→ GIVEN TASK
The exercise asks for every line of the data to be reproduced exactly.

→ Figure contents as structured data
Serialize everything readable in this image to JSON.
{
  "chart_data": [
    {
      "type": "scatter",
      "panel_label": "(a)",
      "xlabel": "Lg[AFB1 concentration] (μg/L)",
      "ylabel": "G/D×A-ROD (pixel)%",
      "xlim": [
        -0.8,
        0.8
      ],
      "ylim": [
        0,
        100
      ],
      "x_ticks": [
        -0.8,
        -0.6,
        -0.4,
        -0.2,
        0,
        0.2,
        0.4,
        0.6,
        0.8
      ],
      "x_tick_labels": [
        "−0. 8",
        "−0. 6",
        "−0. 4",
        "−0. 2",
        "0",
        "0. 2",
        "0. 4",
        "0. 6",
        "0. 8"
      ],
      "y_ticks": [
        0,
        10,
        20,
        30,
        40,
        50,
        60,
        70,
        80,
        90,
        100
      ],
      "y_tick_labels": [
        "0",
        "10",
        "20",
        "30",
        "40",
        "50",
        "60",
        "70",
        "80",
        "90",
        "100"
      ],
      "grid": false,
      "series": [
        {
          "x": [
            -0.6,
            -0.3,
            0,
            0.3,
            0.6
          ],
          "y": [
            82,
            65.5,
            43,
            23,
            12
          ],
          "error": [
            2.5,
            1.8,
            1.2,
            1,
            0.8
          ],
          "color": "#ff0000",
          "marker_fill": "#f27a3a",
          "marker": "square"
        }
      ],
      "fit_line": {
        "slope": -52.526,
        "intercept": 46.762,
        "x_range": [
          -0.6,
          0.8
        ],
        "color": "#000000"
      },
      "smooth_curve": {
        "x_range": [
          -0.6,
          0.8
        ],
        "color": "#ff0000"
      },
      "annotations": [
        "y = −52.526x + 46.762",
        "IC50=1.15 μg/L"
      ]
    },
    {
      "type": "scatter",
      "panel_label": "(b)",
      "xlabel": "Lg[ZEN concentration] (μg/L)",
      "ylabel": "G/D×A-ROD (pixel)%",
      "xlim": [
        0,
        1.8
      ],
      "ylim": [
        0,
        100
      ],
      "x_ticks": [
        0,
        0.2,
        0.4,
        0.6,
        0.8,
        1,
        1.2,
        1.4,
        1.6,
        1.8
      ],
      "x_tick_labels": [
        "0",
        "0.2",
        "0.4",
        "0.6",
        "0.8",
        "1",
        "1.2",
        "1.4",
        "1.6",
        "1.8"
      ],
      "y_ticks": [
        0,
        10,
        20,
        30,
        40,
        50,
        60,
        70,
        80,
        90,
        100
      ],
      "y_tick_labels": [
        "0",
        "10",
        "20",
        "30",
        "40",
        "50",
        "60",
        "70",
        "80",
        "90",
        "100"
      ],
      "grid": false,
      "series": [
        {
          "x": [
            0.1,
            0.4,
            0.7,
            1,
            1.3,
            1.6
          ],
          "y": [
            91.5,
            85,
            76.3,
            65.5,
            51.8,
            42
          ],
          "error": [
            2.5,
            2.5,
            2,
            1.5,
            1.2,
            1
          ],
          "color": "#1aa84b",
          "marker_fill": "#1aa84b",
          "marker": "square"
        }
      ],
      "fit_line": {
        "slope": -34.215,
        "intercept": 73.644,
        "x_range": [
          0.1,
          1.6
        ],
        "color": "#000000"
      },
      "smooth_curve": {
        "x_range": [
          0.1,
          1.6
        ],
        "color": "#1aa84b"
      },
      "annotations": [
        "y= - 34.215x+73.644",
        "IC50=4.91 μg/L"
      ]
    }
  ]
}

→ TASK OUTPUT
Serialize everything readable in this image to JSON.
{
  "chart_data": [
    {
      "type": "scatter",
      "panel_label": "(a)",
      "xlabel": "Lg[AFB1 concentration] (μg/L)",
      "ylabel": "G/D×A-ROD (pixel)%",
      "xlim": [
        -0.8,
        0.8
      ],
      "ylim": [
        0,
        100
      ],
      "x_ticks": [
        -0.8,
        -0.6,
        -0.4,
        -0.2,
        0,
        0.2,
        0.4,
        0.6,
        0.8
      ],
      "x_tick_labels": [
        "−0. 8",
        "−0. 6",
        "−0. 4",
        "−0. 2",
        "0",
        "0. 2",
        "0. 4",
        "0. 6",
        "0. 8"
      ],
      "y_ticks": [
        0,
        10,
        20,
        30,
        40,
        50,
        60,
        70,
        80,
        90,
        100
      ],
      "y_tick_labels": [
        "0",
        "10",
        "20",
        "30",
        "40",
        "50",
        "60",
        "70",
        "80",
        "90",
        "100"
      ],
      "grid": false,
      "series": [
        {
          "x": [
            -0.6,
            -0.3,
            0,
            0.3,
            0.6
          ],
          "y": [
            82,
            65.5,
            43,
            23,
            12
          ],
          "error": [
            2.5,
            1.8,
            1.2,
            1,
            0.8
          ],
          "color": "#ff0000",
          "marker_fill": "#f27a3a",
          "marker": "square"
        }
      ],
      "fit_line": {
        "slope": -52.526,
        "intercept": 46.762,
        "x_range": [
          -0.6,
          0.8
        ],
        "color": "#000000"
      },
      "smooth_curve": {
        "x_range": [
          -0.6,
          0.8
        ],
        "color": "#ff0000"
      },
      "annotations": [
        "y = −52.526x + 46.762",
        "IC50=1.15 μg/L"
      ]
    },
    {
      "type": "scatter",
      "panel_label": "(b)",
      "xlabel": "Lg[ZEN concentration] (μg/L)",
      "ylabel": "G/D×A-ROD (pixel)%",
      "xlim": [
        0,
        1.8
      ],
      "ylim": [
        0,
        100
      ],
      "x_ticks": [
        0,
        0.2,
        0.4,
        0.6,
        0.8,
        1,
        1.2,
        1.4,
        1.6,
        1.8
      ],
      "x_tick_labels": [
        "0",
        "0.2",
        "0.4",
        "0.6",
        "0.8",
        "1",
        "1.2",
        "1.4",
        "1.6",
        "1.8"
      ],
      "y_ticks": [
        0,
        10,
        20,
        30,
        40,
        50,
        60,
        70,
        80,
        90,
        100
      ],
      "y_tick_labels": [
        "0",
        "10",
        "20",
        "30",
        "40",
        "50",
        "60",
        "70",
        "80",
        "90",
        "100"
      ],
      "grid": false,
      "series": [
        {
          "x": [
            0.1,
            0.4,
            0.7,
            1,
            1.3,
            1.6
          ],
          "y": [
            91.5,
            85,
            76.3,
            65.5,
            51.8,
            42
          ],
          "error": [
            2.5,
            2.5,
            2,
            1.5,
            1.2,
            1
          ],
          "color": "#1aa84b",
          "marker_fill": "#1aa84b",
          "marker": "square"
        }
      ],
      "fit_line": {
        "slope": -34.215,
        "intercept": 73.644,
        "x_range": [
          0.1,
          1.6
        ],
        "color": "#000000"
      },
      "smooth_curve": {
        "x_range": [
          0.1,
          1.6
        ],
        "color": "#1aa84b"
      },
      "annotations": [
        "y= - 34.215x+73.644",
        "IC50=4.91 μg/L"
      ]
    }
  ]
}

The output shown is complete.